§ Data records:
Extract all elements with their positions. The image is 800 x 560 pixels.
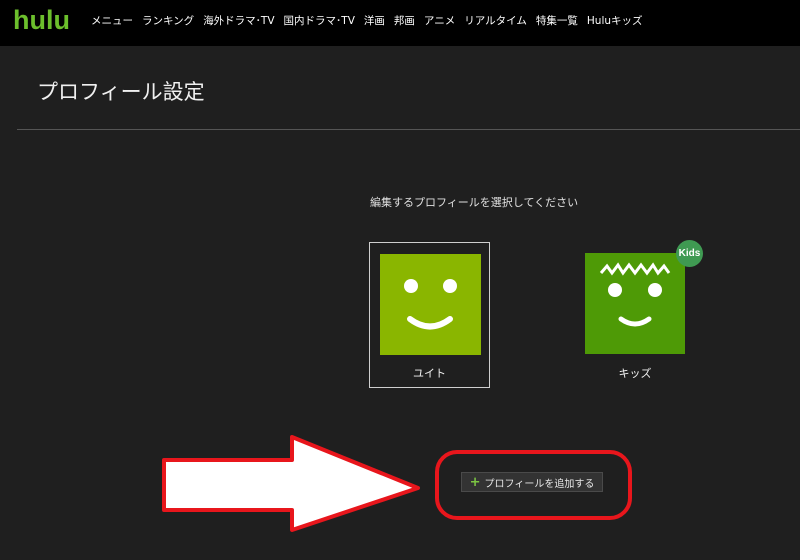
- profile-name: キッズ: [618, 367, 652, 380]
- profile-card-yuito[interactable]: ユイト: [369, 242, 490, 388]
- smiley-face-icon: [404, 279, 457, 330]
- annotation-highlight-oval: [435, 450, 632, 520]
- nav-item-japanese-movies[interactable]: 邦画: [394, 13, 415, 28]
- nav-item-overseas-drama[interactable]: 海外ドラマ･TV: [203, 13, 274, 28]
- title-divider: [17, 129, 800, 130]
- kids-badge: Kids: [676, 240, 703, 267]
- nav-item-menu[interactable]: メニュー: [91, 13, 133, 28]
- nav-item-realtime[interactable]: リアルタイム: [464, 13, 527, 28]
- nav-item-ranking[interactable]: ランキング: [142, 13, 194, 28]
- avatar: [585, 253, 685, 354]
- nav-item-anime[interactable]: アニメ: [424, 13, 455, 28]
- annotation-arrow-icon: [162, 435, 420, 532]
- kids-face-icon: [599, 262, 671, 327]
- page-title: プロフィール設定: [37, 80, 205, 104]
- profile-name: ユイト: [413, 367, 446, 380]
- nav-item-hulu-kids[interactable]: Huluキッズ: [587, 13, 643, 28]
- nav-item-western-movies[interactable]: 洋画: [364, 13, 385, 28]
- nav-item-features[interactable]: 特集一覧: [536, 13, 578, 28]
- top-nav-bar: hulu メニュー ランキング 海外ドラマ･TV 国内ドラマ･TV 洋画 邦画 …: [0, 0, 800, 46]
- main-nav: メニュー ランキング 海外ドラマ･TV 国内ドラマ･TV 洋画 邦画 アニメ リ…: [91, 13, 643, 28]
- hulu-logo[interactable]: hulu: [13, 7, 70, 34]
- profile-card-kids[interactable]: キッズ: [585, 253, 685, 393]
- avatar: [380, 254, 481, 355]
- nav-item-domestic-drama[interactable]: 国内ドラマ･TV: [284, 13, 355, 28]
- instruction-text: 編集するプロフィールを選択してください: [370, 196, 579, 209]
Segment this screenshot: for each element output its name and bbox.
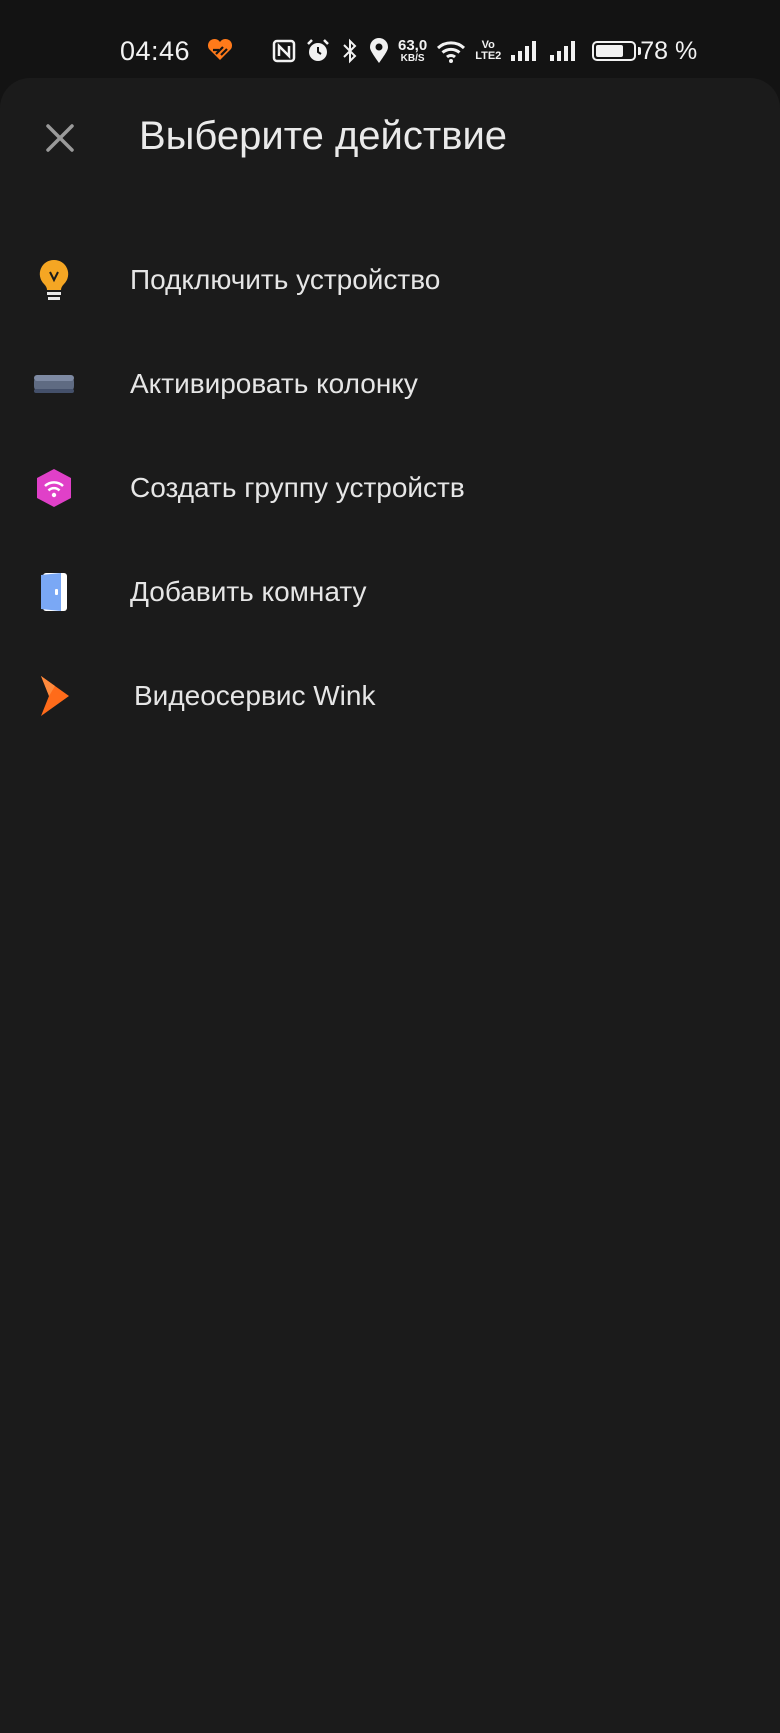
action-list: Подключить устройство Активировать колон… [0, 228, 780, 748]
alarm-icon [307, 39, 329, 61]
volte-indicator: Vo LTE2 [475, 40, 501, 62]
device-group-icon [30, 464, 78, 512]
nfc-icon [272, 39, 296, 63]
wink-logo-icon [30, 672, 78, 720]
sheet-title: Выберите действие [139, 114, 508, 158]
action-label: Активировать колонку [130, 368, 418, 399]
action-label: Добавить комнату [130, 576, 367, 607]
net-speed-value: 63,0 [398, 37, 428, 54]
action-wink[interactable]: Видеосервис Wink [0, 644, 780, 748]
action-activate-speaker[interactable]: Активировать колонку [0, 332, 780, 436]
action-label: Подключить устройство [130, 264, 441, 295]
battery-fill [596, 45, 624, 57]
action-label: Видеосервис Wink [134, 680, 376, 711]
close-icon [46, 124, 74, 152]
status-bar: 04:46 63,0 KB/S Vo LTE2 78 % [0, 0, 780, 78]
action-create-group[interactable]: Создать группу устройств [0, 436, 780, 540]
lightbulb-icon [30, 256, 78, 304]
net-speed: 63,0 KB/S [398, 38, 427, 64]
action-connect-device[interactable]: Подключить устройство [0, 228, 780, 332]
speaker-icon [30, 360, 78, 408]
status-icons: 63,0 KB/S Vo LTE2 78 % [272, 34, 706, 68]
battery-icon [592, 41, 642, 61]
status-time: 04:46 [120, 36, 191, 66]
wifi-icon [437, 41, 466, 63]
close-button[interactable] [40, 118, 80, 158]
action-label: Создать группу устройств [130, 472, 465, 503]
app-heart-icon [207, 38, 233, 60]
signal-icon [550, 41, 576, 61]
volte-bottom: LTE2 [475, 50, 502, 62]
action-add-room[interactable]: Добавить комнату [0, 540, 780, 644]
action-sheet: Выберите действие Подключить устройство [0, 78, 780, 1733]
door-icon [30, 568, 78, 616]
location-icon [370, 38, 388, 63]
battery-percent: 78 % [640, 36, 698, 65]
net-speed-unit: KB/S [400, 53, 425, 64]
bluetooth-icon [343, 38, 357, 64]
signal-icon [511, 41, 537, 61]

§ What is required:
Copy every line above word for word, leaving out the pictures.

§ Result:
Extract all elements with their positions. The image is 800 x 560 pixels.
- profile-name: キッズ: [618, 367, 652, 380]
- profile-card-yuito[interactable]: ユイト: [369, 242, 490, 388]
- smiley-face-icon: [404, 279, 457, 330]
- annotation-highlight-oval: [435, 450, 632, 520]
- nav-item-japanese-movies[interactable]: 邦画: [394, 13, 415, 28]
- nav-item-overseas-drama[interactable]: 海外ドラマ･TV: [203, 13, 274, 28]
- title-divider: [17, 129, 800, 130]
- kids-badge: Kids: [676, 240, 703, 267]
- nav-item-menu[interactable]: メニュー: [91, 13, 133, 28]
- nav-item-realtime[interactable]: リアルタイム: [464, 13, 527, 28]
- nav-item-ranking[interactable]: ランキング: [142, 13, 194, 28]
- avatar: [585, 253, 685, 354]
- nav-item-anime[interactable]: アニメ: [424, 13, 455, 28]
- annotation-arrow-icon: [162, 435, 420, 532]
- kids-face-icon: [599, 262, 671, 327]
- page-title: プロフィール設定: [37, 80, 205, 104]
- profile-name: ユイト: [413, 367, 446, 380]
- nav-item-hulu-kids[interactable]: Huluキッズ: [587, 13, 643, 28]
- nav-item-western-movies[interactable]: 洋画: [364, 13, 385, 28]
- nav-item-features[interactable]: 特集一覧: [536, 13, 578, 28]
- top-nav-bar: hulu メニュー ランキング 海外ドラマ･TV 国内ドラマ･TV 洋画 邦画 …: [0, 0, 800, 46]
- main-nav: メニュー ランキング 海外ドラマ･TV 国内ドラマ･TV 洋画 邦画 アニメ リ…: [91, 13, 643, 28]
- hulu-logo[interactable]: hulu: [13, 7, 70, 34]
- profile-card-kids[interactable]: キッズ: [585, 253, 685, 393]
- avatar: [380, 254, 481, 355]
- nav-item-domestic-drama[interactable]: 国内ドラマ･TV: [284, 13, 355, 28]
- instruction-text: 編集するプロフィールを選択してください: [370, 196, 579, 209]
Segment this screenshot: for each element output its name and bbox.
action-list: Подключить устройство Активировать колон… [0, 228, 780, 748]
alarm-icon [307, 39, 329, 61]
volte-indicator: Vo LTE2 [475, 40, 501, 62]
device-group-icon [30, 464, 78, 512]
nfc-icon [272, 39, 296, 63]
wink-logo-icon [30, 672, 78, 720]
sheet-title: Выберите действие [139, 114, 508, 158]
action-label: Активировать колонку [130, 368, 418, 399]
action-label: Добавить комнату [130, 576, 367, 607]
net-speed-value: 63,0 [398, 37, 428, 54]
action-wink[interactable]: Видеосервис Wink [0, 644, 780, 748]
action-activate-speaker[interactable]: Активировать колонку [0, 332, 780, 436]
action-label: Подключить устройство [130, 264, 441, 295]
battery-fill [596, 45, 624, 57]
action-label: Видеосервис Wink [134, 680, 376, 711]
close-icon [46, 124, 74, 152]
status-bar: 04:46 63,0 KB/S Vo LTE2 78 % [0, 0, 780, 78]
action-create-group[interactable]: Создать группу устройств [0, 436, 780, 540]
lightbulb-icon [30, 256, 78, 304]
net-speed: 63,0 KB/S [398, 38, 427, 64]
action-connect-device[interactable]: Подключить устройство [0, 228, 780, 332]
speaker-icon [30, 360, 78, 408]
status-icons: 63,0 KB/S Vo LTE2 78 % [272, 34, 706, 68]
battery-icon [592, 41, 642, 61]
status-time: 04:46 [120, 36, 191, 66]
wifi-icon [437, 41, 466, 63]
close-button[interactable] [40, 118, 80, 158]
action-label: Создать группу устройств [130, 472, 465, 503]
app-heart-icon [207, 38, 233, 60]
signal-icon [550, 41, 576, 61]
volte-bottom: LTE2 [475, 50, 502, 62]
action-add-room[interactable]: Добавить комнату [0, 540, 780, 644]
action-sheet: Выберите действие Подключить устройство [0, 78, 780, 1733]
door-icon [30, 568, 78, 616]
location-icon [370, 38, 388, 63]
battery-percent: 78 % [640, 36, 698, 65]
net-speed-unit: KB/S [400, 53, 425, 64]
bluetooth-icon [343, 38, 357, 64]
signal-icon [511, 41, 537, 61]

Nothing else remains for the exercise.